§ Deine Aufgabe
Beantworte anhand des Seitenauszugs:
1. Als welches Format ist das Programm im Anhang gepackt?
2. Welche Funktion rundet laut Jami immer auf die nächst größere Ganzzahl?
3. Wie viele Byte belegt ein long?

§ Seitenauszug

▬▬▬

Komisch, jetzt funktioniert es nur, wenn ich die .java-Datei vorher mit einem Editor gespeichert habe und dann kompilliert habe. Liegt das an Eclipse?


----------



## huntertech (24. Januar 2010)

*AW: Welche Sprache für Anfänger?*

Habe es jetzt (hoffentlich) zum letzten Mal überarbeitet, jetzt sind die Sätze auch richtig Deutsch und er spuckt auch Jährliche Kosten aus.

Programm ist als ".class", ".java" und ".txt" im Anhang. Gepackt als ".zip"


----------



## k-b (24. Januar 2010)

*AW: Welche Sprache für Anfänger?*

int = ganzzahl (bis 32000 ca.)
long = größere ganzzahl 

float = fließkommazahl
double = größere Fließkommazahl


----------



## huntertech (24. Januar 2010)

*AW: Welche Sprache für Anfänger?*

Habe auch gelesen, dass int irgendwie genauer berechnen soll, was hats damit auf sich? Kann der PC bei Double plötzlich kein Mathe mehr? 

Und mit welchem kann man Wörter benutzen, int oder double?


----------



## Jami (24. Januar 2010)

*AW: Welche Sprache für Anfänger?*



huntertech schrieb:


> Gibts auch eine Funktion, die NUR aufrundet, auch wenns z.B. 1,2 ist?


nimm mal Math.ceil();
Das rundet immer auf die nächst größere Ganzzahl. um abzurunden wäre dann Math.floor();



huntertech schrieb:


> Da hätte ich aber noch eine Frage:
> Wann benutze ich eine "Int"-variable und wann eine  "double"-variable?


Also, da ist bucky etwas schludrig, weil es bei ihm nicht von Belang ist, deswegen empfehle ich zusätzlich noch ein Buch wie Einstieg in Java 6.
int ist immer eine Ganzzahl, während double auch Nachkommastellen erlaubt. Zusätzlich dazu ist zu beachten, dass der Wertebereich unterschiedlich groß ist.

^ steht für hoch als 2hoch2=2^2 =2²


_char_  = 2 Byte : Alle Unicode Zeichen
_byte_  = 1 Byte : Zahlen -2^7 bis 2^7-1
_short_ = 2 Byte : Zahlen -2^15 bis 2^15-1
_int_    = 4 Byte : Zahlen -2^31 bis 2^31-1
_long_  = 8 Byte : Zahlen -2^63 bis 2^63-1
_float_  = 4 Byte :Zahlen von etwa +/- 3,40*10^38  dafür aber Nachkommastellen!
_double_ = 8 byte : Zahlen von etwa +/- 1,8*10^308 auch mit Nachkommastellen.

▬▬▬

§ Gelieferte Einträge
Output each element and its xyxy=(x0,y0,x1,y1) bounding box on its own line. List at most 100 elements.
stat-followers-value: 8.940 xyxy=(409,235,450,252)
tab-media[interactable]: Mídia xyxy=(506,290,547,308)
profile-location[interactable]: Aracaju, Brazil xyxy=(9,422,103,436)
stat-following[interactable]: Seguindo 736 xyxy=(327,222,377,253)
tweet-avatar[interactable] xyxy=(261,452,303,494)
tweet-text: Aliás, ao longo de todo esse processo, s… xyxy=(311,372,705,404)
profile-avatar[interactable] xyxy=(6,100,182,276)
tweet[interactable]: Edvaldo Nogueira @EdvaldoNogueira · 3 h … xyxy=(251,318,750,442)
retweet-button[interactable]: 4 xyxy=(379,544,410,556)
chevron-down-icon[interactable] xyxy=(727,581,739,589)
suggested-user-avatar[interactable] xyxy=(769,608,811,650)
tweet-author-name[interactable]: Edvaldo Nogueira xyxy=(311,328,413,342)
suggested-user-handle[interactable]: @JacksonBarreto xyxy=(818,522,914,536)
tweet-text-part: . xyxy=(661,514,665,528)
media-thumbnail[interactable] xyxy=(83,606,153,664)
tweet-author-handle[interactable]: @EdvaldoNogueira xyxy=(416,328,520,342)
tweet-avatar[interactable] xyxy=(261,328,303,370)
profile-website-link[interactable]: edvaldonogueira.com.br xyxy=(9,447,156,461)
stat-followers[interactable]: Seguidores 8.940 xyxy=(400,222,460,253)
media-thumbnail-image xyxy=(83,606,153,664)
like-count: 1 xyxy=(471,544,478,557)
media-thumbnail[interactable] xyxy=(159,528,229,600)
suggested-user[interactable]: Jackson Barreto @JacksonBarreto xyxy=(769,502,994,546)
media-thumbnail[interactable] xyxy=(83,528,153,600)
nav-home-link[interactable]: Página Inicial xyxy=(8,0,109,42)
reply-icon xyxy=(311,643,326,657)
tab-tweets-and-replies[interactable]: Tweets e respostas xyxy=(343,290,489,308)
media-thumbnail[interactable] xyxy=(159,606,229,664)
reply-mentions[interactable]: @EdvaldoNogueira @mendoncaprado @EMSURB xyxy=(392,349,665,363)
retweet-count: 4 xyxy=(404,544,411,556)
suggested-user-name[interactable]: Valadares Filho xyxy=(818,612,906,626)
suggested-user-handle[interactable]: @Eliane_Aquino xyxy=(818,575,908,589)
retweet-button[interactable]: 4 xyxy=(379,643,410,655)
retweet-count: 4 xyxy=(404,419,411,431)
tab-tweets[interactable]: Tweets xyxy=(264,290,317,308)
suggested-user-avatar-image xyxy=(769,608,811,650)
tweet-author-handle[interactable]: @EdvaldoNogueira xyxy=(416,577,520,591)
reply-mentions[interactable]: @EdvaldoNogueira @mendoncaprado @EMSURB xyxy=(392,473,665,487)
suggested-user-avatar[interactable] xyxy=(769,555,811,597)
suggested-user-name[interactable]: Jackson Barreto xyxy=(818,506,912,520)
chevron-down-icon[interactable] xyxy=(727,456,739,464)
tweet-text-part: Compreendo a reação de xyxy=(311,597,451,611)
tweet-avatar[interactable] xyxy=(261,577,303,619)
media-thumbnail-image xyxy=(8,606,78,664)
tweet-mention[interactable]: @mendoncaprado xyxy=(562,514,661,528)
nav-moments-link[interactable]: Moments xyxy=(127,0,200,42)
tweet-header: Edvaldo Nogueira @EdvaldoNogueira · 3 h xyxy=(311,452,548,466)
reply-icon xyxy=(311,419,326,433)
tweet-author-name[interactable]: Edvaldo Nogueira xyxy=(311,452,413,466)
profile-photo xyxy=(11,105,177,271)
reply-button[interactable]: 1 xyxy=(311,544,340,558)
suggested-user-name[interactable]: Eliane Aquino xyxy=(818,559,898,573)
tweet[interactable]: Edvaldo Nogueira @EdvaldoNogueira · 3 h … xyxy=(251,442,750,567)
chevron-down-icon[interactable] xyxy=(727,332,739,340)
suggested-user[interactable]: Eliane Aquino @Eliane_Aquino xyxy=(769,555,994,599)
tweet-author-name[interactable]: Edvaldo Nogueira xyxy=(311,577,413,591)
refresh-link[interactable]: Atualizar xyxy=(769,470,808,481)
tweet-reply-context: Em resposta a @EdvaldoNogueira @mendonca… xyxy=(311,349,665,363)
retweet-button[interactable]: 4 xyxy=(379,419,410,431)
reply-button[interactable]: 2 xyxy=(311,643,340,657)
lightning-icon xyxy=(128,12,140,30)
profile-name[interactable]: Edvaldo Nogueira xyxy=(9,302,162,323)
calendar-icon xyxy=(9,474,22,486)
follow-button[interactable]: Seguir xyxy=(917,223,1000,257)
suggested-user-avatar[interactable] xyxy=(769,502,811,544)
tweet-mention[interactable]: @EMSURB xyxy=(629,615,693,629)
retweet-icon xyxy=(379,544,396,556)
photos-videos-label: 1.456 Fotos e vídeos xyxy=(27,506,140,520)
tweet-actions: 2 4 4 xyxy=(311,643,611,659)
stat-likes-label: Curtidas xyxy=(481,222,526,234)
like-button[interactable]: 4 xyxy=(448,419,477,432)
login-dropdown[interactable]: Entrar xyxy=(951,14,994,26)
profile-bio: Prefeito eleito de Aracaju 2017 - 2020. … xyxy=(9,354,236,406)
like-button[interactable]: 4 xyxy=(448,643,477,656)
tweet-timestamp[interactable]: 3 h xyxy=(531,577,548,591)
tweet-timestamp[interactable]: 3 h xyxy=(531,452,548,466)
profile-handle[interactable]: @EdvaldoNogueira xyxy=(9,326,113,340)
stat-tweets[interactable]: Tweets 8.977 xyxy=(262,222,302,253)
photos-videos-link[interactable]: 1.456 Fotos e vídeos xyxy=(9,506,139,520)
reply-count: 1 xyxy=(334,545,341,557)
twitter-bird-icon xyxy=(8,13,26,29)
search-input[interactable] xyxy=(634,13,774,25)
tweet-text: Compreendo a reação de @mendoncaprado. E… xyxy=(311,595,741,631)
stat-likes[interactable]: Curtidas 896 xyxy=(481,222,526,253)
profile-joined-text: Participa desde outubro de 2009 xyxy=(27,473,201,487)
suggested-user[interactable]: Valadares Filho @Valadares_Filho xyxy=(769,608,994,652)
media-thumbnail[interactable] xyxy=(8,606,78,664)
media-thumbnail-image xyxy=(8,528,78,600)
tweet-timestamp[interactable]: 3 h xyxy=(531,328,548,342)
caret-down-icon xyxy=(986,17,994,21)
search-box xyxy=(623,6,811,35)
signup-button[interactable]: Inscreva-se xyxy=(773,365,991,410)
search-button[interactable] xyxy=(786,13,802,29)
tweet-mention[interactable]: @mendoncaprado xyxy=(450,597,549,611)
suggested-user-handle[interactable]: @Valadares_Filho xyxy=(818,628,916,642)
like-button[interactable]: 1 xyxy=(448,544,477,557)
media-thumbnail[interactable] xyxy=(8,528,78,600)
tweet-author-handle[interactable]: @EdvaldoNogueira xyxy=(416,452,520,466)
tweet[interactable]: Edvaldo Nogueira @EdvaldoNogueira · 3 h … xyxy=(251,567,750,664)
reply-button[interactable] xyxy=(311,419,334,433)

▬▬▬

§ Ergebnis
1. Als ".zip"
2. Math.ceil();
3. 8 Byte